- **Page extract**

The Cluttered Life: Grey Gardens a Cautionary Tale for the Chronically Disorganized Mom
How a spooky documentary and cleaning out my closet helped me find some balance amongst the chaos.
The other night, as I worked through the horror of discovering I could not access my On Demand feature through Verizon (curse them) and watch another naughty episode of Game of Thrones on HBO, I found myself scrolling through the guide until another show caught my eye.
I clicked “Ok” and found myself engrossed, and slightly repelled, by the 1975 documentary Grey Gardens. It’s a cautionary tale of an aging mother and daughter living in abject squalor in a sprawling East Hampton shingled mansion, as their tale of broken dreams, with a side dish of crazy, unspools before the camera.
Edith “Big Edie” Ewing Bouvier Beale and her daughter Edith “Little Edie” Beale would have served as perfect fodder for TLC’s Hoarding: Buried Alive or Hoarders on A&E, with their piles of newspapers and cats defecating behind oil portraits lying on the floor.

- **Given material**
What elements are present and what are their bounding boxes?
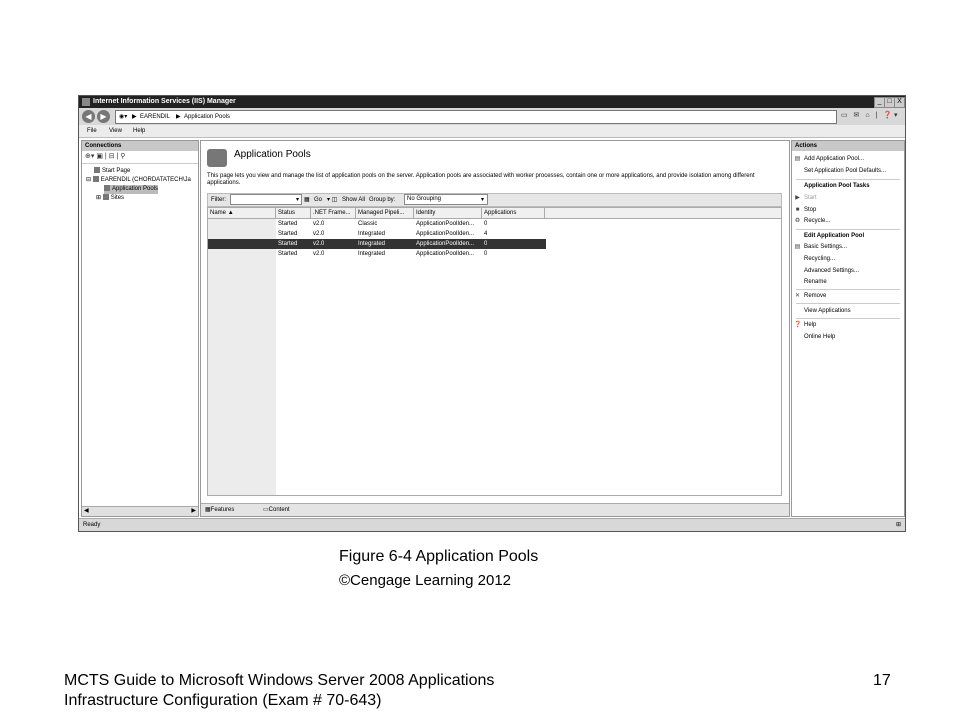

- **Parts of the exercise**
a: In the Grey Gardens article, what year is given for the documentary Grey Gardens?
b: Decide whether each statement agrees with the Grey Gardens article. Answer yes or no, and quote the words that settle it.
(i) The writer was able to reach the On Demand feature through Verizon.
(ii) The mansion shown in the documentary is in East Hampton.
(iii) The program Hoarders airs on TLC.
c: Reproduce the Grey Gardens article between "The Cluttered Life: Grey" and "amongst the chaos.", inclusive.
Rely only on the Grey Gardens article to respond.

- **Exercise results**
a: 1975

b:
(i) No: "I could not access my On Demand feature through Verizon"
(ii) Yes: "a sprawling East Hampton shingled mansion"
(iii) No: "Hoarders on A&E"

c:
The Cluttered Life: Grey Gardens a Cautionary Tale for the Chronically Disorganized Mom
How a spooky documentary and cleaning out my closet helped me find some balance amongst the chaos.